> _TASK TO CARRY OUT_: Everything in the listing should be restated word for word.

> _RECORD LIST_:
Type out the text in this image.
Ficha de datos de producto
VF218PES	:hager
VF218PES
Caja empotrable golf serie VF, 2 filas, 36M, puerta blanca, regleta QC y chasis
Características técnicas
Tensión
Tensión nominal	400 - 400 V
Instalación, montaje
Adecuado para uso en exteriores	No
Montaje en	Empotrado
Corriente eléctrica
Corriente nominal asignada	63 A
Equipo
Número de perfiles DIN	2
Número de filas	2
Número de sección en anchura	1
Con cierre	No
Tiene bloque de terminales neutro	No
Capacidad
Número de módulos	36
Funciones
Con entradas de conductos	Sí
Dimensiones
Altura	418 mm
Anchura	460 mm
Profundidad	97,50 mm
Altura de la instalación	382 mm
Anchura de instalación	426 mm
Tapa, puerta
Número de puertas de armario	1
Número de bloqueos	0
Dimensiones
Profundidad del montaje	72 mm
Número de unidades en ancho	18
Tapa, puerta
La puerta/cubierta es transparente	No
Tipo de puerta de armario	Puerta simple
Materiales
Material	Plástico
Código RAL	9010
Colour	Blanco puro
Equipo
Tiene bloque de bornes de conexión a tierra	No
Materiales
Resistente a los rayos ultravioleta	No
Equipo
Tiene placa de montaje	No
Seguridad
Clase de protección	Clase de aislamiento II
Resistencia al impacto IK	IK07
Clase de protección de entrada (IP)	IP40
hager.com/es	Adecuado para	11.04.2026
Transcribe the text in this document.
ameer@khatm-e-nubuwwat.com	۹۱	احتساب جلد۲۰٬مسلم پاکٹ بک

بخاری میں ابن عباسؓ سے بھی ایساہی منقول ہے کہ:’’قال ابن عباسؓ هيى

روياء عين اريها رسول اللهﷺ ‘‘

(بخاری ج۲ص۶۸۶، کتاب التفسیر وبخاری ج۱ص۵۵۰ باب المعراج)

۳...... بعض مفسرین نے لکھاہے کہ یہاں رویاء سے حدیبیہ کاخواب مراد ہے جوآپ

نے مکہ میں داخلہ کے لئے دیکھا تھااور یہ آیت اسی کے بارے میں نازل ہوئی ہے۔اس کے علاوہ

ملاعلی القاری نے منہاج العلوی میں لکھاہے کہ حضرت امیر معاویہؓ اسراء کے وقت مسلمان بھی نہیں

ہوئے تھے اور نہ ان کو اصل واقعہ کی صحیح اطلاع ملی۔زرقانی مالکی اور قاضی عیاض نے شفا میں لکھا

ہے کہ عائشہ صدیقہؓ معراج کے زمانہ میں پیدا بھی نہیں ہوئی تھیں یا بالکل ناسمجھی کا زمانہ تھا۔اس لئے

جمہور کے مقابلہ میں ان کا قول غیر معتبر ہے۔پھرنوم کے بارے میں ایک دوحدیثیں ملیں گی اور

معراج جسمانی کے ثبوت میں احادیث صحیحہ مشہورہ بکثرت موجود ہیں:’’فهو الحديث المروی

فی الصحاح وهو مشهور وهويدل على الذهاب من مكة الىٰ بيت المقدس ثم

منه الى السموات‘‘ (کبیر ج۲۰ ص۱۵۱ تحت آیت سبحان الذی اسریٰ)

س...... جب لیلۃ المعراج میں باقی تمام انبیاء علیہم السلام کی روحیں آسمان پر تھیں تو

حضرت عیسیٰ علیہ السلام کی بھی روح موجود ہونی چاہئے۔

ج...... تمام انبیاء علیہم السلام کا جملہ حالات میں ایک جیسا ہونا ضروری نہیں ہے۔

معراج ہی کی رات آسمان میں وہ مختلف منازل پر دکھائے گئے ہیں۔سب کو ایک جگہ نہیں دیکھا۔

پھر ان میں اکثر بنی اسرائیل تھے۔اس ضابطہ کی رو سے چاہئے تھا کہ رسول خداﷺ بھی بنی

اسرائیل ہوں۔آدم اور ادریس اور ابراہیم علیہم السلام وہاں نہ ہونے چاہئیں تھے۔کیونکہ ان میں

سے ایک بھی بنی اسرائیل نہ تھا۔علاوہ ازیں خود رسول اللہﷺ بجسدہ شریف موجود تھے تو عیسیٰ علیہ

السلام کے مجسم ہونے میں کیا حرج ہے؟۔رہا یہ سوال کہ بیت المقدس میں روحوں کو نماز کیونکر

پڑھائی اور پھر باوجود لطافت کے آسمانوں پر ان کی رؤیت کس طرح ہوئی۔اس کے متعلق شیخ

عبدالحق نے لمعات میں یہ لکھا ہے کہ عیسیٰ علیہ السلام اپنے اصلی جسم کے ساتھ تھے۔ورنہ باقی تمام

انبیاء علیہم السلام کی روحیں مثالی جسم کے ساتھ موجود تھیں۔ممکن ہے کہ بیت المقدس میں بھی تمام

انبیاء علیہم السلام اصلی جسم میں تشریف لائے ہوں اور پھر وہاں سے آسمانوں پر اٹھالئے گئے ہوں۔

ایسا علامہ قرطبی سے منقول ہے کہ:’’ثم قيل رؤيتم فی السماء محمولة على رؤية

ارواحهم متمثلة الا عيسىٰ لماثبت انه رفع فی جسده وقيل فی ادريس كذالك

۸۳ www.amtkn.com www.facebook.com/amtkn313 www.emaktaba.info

> _EXERCISE ANSWER_:
Type out the text in this image.
Ficha de datos de producto
VF218PES	:hager
VF218PES
Caja empotrable golf serie VF, 2 filas, 36M, puerta blanca, regleta QC y chasis
Características técnicas
Tensión
Tensión nominal	400 - 400 V
Instalación, montaje
Adecuado para uso en exteriores	No
Montaje en	Empotrado
Corriente eléctrica
Corriente nominal asignada	63 A
Equipo
Número de perfiles DIN	2
Número de filas	2
Número de sección en anchura	1
Con cierre	No
Tiene bloque de terminales neutro	No
Capacidad
Número de módulos	36
Funciones
Con entradas de conductos	Sí
Dimensiones
Altura	418 mm
Anchura	460 mm
Profundidad	97,50 mm
Altura de la instalación	382 mm
Anchura de instalación	426 mm
Tapa, puerta
Número de puertas de armario	1
Número de bloqueos	0
Dimensiones
Profundidad del montaje	72 mm
Número de unidades en ancho	18
Tapa, puerta
La puerta/cubierta es transparente	No
Tipo de puerta de armario	Puerta simple
Materiales
Material	Plástico
Código RAL	9010
Colour	Blanco puro
Equipo
Tiene bloque de bornes de conexión a tierra	No
Materiales
Resistente a los rayos ultravioleta	No
Equipo
Tiene placa de montaje	No
Seguridad
Clase de protección	Clase de aislamiento II
Resistencia al impacto IK	IK07
Clase de protección de entrada (IP)	IP40
hager.com/es	Adecuado para	11.04.2026
Transcribe the text in this document.
ameer@khatm-e-nubuwwat.com	۹۱	احتساب جلد۲۰٬مسلم پاکٹ بک

بخاری میں ابن عباسؓ سے بھی ایساہی منقول ہے کہ:’’قال ابن عباسؓ هيى

روياء عين اريها رسول اللهﷺ ‘‘

(بخاری ج۲ص۶۸۶، کتاب التفسیر وبخاری ج۱ص۵۵۰ باب المعراج)

۳...... بعض مفسرین نے لکھاہے کہ یہاں رویاء سے حدیبیہ کاخواب مراد ہے جوآپ

نے مکہ میں داخلہ کے لئے دیکھا تھااور یہ آیت اسی کے بارے میں نازل ہوئی ہے۔اس کے علاوہ

ملاعلی القاری نے منہاج العلوی میں لکھاہے کہ حضرت امیر معاویہؓ اسراء کے وقت مسلمان بھی نہیں

ہوئے تھے اور نہ ان کو اصل واقعہ کی صحیح اطلاع ملی۔زرقانی مالکی اور قاضی عیاض نے شفا میں لکھا

ہے کہ عائشہ صدیقہؓ معراج کے زمانہ میں پیدا بھی نہیں ہوئی تھیں یا بالکل ناسمجھی کا زمانہ تھا۔اس لئے

جمہور کے مقابلہ میں ان کا قول غیر معتبر ہے۔پھرنوم کے بارے میں ایک دوحدیثیں ملیں گی اور

معراج جسمانی کے ثبوت میں احادیث صحیحہ مشہورہ بکثرت موجود ہیں:’’فهو الحديث المروی

فی الصحاح وهو مشهور وهويدل على الذهاب من مكة الىٰ بيت المقدس ثم

منه الى السموات‘‘ (کبیر ج۲۰ ص۱۵۱ تحت آیت سبحان الذی اسریٰ)

س...... جب لیلۃ المعراج میں باقی تمام انبیاء علیہم السلام کی روحیں آسمان پر تھیں تو

حضرت عیسیٰ علیہ السلام کی بھی روح موجود ہونی چاہئے۔

ج...... تمام انبیاء علیہم السلام کا جملہ حالات میں ایک جیسا ہونا ضروری نہیں ہے۔

معراج ہی کی رات آسمان میں وہ مختلف منازل پر دکھائے گئے ہیں۔سب کو ایک جگہ نہیں دیکھا۔

پھر ان میں اکثر بنی اسرائیل تھے۔اس ضابطہ کی رو سے چاہئے تھا کہ رسول خداﷺ بھی بنی

اسرائیل ہوں۔آدم اور ادریس اور ابراہیم علیہم السلام وہاں نہ ہونے چاہئیں تھے۔کیونکہ ان میں

سے ایک بھی بنی اسرائیل نہ تھا۔علاوہ ازیں خود رسول اللہﷺ بجسدہ شریف موجود تھے تو عیسیٰ علیہ

السلام کے مجسم ہونے میں کیا حرج ہے؟۔رہا یہ سوال کہ بیت المقدس میں روحوں کو نماز کیونکر

پڑھائی اور پھر باوجود لطافت کے آسمانوں پر ان کی رؤیت کس طرح ہوئی۔اس کے متعلق شیخ

عبدالحق نے لمعات میں یہ لکھا ہے کہ عیسیٰ علیہ السلام اپنے اصلی جسم کے ساتھ تھے۔ورنہ باقی تمام

انبیاء علیہم السلام کی روحیں مثالی جسم کے ساتھ موجود تھیں۔ممکن ہے کہ بیت المقدس میں بھی تمام

انبیاء علیہم السلام اصلی جسم میں تشریف لائے ہوں اور پھر وہاں سے آسمانوں پر اٹھالئے گئے ہوں۔

ایسا علامہ قرطبی سے منقول ہے کہ:’’ثم قيل رؤيتم فی السماء محمولة على رؤية

ارواحهم متمثلة الا عيسىٰ لماثبت انه رفع فی جسده وقيل فی ادريس كذالك

۸۳ www.amtkn.com www.facebook.com/amtkn313 www.emaktaba.info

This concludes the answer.